EXERCISE INSTRUCTIONS – List each line of the data that holds the string "Якутская", please.

# start of THE RECORDS

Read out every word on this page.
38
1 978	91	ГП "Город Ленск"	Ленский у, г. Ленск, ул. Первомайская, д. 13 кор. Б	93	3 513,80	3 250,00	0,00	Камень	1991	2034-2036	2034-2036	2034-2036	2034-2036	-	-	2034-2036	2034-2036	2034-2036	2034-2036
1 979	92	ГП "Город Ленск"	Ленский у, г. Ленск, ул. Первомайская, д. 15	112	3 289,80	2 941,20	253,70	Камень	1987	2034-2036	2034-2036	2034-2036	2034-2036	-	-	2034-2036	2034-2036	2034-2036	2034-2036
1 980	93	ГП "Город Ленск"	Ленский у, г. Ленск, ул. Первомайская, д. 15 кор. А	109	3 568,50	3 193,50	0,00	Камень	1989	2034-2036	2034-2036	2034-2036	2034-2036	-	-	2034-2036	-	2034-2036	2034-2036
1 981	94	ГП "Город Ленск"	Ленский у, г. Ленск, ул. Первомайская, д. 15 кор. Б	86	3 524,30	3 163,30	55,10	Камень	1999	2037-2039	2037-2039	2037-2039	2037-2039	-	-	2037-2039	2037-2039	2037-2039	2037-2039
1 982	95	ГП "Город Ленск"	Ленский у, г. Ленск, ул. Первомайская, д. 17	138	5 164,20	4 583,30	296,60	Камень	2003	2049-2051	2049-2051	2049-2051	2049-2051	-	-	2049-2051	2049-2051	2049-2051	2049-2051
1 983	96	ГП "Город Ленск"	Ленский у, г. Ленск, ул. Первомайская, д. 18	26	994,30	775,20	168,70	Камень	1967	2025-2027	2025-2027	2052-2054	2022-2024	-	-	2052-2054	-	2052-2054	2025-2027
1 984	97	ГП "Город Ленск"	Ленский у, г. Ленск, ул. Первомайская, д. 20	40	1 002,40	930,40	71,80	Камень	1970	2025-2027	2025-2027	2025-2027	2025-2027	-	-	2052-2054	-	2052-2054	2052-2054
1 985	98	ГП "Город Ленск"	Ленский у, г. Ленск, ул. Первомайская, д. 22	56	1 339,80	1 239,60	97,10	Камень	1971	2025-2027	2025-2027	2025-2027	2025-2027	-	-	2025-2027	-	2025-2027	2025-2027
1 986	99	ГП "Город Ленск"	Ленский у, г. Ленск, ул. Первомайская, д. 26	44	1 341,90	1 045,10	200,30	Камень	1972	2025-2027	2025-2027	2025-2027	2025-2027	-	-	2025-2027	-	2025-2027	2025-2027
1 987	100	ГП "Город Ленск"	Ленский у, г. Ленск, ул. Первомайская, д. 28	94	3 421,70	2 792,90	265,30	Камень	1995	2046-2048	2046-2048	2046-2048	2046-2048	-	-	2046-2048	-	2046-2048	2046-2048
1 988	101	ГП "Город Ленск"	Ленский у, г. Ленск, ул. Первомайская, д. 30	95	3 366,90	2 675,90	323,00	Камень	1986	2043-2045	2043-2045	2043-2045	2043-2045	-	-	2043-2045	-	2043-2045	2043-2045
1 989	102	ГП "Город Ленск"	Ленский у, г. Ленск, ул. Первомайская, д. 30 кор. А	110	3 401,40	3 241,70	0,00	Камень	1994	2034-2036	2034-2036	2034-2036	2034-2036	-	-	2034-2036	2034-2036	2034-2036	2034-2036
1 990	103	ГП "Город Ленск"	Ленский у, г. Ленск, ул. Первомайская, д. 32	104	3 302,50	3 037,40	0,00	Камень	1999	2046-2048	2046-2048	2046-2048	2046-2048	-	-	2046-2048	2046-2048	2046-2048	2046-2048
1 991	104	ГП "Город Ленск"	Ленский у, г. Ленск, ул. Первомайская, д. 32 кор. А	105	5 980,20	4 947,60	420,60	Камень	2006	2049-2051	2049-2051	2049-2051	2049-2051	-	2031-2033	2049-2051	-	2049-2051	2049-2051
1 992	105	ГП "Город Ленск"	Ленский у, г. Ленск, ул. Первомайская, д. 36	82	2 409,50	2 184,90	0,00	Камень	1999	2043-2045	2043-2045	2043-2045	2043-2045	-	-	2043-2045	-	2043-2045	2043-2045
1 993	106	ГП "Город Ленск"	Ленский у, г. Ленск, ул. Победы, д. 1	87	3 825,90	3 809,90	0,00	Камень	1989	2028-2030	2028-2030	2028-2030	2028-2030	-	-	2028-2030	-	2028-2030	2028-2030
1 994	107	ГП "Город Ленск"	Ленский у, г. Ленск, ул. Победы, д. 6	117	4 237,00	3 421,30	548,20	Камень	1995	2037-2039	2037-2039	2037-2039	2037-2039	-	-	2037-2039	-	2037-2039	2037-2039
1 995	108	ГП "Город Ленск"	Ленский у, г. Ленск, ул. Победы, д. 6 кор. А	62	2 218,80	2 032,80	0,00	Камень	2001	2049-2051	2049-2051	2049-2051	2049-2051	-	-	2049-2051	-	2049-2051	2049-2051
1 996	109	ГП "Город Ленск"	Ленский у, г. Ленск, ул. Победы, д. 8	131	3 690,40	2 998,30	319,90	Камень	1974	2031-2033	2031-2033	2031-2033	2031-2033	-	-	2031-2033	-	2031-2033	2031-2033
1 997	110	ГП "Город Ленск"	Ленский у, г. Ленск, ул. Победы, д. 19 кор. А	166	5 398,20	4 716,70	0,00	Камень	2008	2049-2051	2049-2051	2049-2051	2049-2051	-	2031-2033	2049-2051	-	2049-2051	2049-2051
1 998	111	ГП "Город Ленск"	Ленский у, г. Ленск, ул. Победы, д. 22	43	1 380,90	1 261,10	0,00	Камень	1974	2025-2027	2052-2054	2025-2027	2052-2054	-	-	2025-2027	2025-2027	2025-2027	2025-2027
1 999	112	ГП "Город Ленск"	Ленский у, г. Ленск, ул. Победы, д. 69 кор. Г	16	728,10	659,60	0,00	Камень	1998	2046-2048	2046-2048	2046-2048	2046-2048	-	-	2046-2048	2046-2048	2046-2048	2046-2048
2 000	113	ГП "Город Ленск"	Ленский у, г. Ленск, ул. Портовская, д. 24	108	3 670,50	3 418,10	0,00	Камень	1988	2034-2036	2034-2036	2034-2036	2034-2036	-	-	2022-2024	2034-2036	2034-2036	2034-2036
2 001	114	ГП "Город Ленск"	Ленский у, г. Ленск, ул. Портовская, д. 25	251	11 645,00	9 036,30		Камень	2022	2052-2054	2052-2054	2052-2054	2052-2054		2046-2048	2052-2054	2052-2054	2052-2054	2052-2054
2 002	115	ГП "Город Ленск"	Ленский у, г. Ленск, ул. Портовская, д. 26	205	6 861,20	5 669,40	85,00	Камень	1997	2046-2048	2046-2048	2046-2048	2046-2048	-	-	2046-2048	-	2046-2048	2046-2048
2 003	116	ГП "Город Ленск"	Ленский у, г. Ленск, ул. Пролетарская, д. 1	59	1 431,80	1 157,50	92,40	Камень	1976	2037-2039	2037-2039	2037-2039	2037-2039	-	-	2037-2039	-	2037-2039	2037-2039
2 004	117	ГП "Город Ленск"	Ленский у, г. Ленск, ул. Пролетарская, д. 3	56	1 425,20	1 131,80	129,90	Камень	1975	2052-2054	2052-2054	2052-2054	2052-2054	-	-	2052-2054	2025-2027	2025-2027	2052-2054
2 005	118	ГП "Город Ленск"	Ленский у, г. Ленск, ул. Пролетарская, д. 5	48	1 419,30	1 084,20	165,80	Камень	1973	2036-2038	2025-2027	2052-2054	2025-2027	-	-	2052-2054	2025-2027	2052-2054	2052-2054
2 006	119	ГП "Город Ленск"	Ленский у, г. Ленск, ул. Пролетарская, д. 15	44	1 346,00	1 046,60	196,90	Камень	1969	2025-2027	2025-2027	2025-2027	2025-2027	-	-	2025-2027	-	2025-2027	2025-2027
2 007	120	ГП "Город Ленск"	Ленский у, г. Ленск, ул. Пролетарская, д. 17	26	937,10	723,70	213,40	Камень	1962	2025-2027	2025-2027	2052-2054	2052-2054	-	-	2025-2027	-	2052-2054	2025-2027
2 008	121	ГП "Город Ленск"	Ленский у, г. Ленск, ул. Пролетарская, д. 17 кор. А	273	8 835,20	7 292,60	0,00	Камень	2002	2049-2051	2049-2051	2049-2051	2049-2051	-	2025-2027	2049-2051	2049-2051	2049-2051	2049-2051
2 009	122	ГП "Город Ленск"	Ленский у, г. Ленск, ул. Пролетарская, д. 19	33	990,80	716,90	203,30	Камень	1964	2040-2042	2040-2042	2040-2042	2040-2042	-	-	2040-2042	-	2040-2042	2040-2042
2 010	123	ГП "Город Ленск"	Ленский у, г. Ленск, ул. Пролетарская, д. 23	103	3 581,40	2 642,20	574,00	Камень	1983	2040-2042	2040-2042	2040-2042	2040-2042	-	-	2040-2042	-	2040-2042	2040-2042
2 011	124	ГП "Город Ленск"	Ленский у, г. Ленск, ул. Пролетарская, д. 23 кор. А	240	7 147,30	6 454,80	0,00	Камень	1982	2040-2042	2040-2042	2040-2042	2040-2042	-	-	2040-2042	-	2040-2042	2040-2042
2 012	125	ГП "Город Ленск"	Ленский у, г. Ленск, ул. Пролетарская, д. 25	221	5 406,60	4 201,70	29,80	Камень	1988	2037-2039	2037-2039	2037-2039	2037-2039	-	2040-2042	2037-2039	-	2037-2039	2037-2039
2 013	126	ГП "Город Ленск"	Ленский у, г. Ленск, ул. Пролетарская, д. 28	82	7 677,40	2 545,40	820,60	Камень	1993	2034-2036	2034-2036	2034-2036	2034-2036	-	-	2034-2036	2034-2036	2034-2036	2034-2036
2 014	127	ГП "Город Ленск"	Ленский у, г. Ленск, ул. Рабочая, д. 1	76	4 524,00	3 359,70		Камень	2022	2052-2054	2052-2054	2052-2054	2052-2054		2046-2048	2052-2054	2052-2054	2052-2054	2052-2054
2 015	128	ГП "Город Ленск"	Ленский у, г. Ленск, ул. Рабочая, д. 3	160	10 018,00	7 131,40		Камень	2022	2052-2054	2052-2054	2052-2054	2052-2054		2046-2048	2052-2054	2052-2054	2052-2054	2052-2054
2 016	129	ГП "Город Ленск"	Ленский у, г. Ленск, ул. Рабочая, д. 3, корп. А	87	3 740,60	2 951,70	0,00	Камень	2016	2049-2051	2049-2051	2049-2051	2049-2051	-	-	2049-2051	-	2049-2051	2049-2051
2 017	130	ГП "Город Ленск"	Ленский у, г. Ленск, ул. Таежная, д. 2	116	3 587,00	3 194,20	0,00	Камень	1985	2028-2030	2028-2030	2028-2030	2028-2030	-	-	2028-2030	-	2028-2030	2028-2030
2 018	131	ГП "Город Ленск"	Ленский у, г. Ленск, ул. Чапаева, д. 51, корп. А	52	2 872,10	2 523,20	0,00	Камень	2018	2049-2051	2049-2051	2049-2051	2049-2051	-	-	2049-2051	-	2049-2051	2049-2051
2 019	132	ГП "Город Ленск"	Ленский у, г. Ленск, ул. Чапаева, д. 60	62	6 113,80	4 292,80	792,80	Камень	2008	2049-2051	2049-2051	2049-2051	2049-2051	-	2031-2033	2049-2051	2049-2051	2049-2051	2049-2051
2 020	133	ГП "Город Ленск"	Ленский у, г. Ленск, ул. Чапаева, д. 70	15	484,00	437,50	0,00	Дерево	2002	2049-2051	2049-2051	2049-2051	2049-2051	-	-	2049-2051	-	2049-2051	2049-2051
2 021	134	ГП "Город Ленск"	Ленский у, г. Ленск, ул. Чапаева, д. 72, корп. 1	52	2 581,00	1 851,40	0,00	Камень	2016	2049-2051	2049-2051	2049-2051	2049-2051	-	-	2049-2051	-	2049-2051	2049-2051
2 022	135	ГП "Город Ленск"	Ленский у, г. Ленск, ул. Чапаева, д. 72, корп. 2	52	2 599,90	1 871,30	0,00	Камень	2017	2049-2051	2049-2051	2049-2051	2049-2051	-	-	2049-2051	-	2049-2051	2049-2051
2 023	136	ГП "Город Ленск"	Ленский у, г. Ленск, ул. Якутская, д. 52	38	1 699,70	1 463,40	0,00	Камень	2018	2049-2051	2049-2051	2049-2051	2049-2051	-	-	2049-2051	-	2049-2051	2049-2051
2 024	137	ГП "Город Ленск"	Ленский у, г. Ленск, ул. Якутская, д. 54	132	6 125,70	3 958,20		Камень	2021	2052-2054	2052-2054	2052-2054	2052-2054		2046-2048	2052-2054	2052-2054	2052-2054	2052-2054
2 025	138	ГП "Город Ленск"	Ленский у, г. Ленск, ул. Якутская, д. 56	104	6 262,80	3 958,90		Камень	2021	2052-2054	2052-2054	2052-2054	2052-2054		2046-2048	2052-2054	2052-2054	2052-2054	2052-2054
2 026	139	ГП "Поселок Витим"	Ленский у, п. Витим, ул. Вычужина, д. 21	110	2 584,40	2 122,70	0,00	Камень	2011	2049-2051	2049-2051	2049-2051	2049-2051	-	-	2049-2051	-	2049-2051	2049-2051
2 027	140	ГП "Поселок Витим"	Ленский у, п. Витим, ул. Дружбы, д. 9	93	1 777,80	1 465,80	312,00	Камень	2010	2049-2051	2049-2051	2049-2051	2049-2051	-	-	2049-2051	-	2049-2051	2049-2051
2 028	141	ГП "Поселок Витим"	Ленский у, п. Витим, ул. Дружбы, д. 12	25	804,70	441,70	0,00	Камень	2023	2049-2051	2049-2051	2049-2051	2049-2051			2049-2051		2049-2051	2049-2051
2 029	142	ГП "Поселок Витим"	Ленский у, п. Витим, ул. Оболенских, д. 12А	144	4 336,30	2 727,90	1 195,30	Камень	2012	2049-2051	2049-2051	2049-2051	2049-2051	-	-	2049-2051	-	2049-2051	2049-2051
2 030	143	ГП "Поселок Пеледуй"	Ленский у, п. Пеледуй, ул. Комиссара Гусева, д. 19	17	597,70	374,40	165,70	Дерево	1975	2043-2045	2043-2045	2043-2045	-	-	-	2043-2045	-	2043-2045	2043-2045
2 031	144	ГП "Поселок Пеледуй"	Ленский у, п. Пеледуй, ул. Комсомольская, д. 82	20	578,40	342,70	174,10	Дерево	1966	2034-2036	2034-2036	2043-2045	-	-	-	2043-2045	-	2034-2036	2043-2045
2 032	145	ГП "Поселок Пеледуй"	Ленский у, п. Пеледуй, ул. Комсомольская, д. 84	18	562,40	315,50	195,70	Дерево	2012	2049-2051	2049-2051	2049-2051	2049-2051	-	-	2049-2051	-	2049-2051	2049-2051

# end of THE RECORDS

TASK ANSWER –
2 023	136	ГП "Город Ленск"	Ленский у, г. Ленск, ул. Якутская, д. 52	38	1 699,70	1 463,40	0,00	Камень	2018	2049-2051	2049-2051	2049-2051	2049-2051	-	-	2049-2051	-	2049-2051	2049-2051
2 024	137	ГП "Город Ленск"	Ленский у, г. Ленск, ул. Якутская, д. 54	132	6 125,70	3 958,20		Камень	2021	2052-2054	2052-2054	2052-2054	2052-2054		2046-2048	2052-2054	2052-2054	2052-2054	2052-2054
2 025	138	ГП "Город Ленск"	Ленский у, г. Ленск, ул. Якутская, д. 56	104	6 262,80	3 958,90		Камень	2021	2052-2054	2052-2054	2052-2054	2052-2054		2046-2048	2052-2054	2052-2054	2052-2054	2052-2054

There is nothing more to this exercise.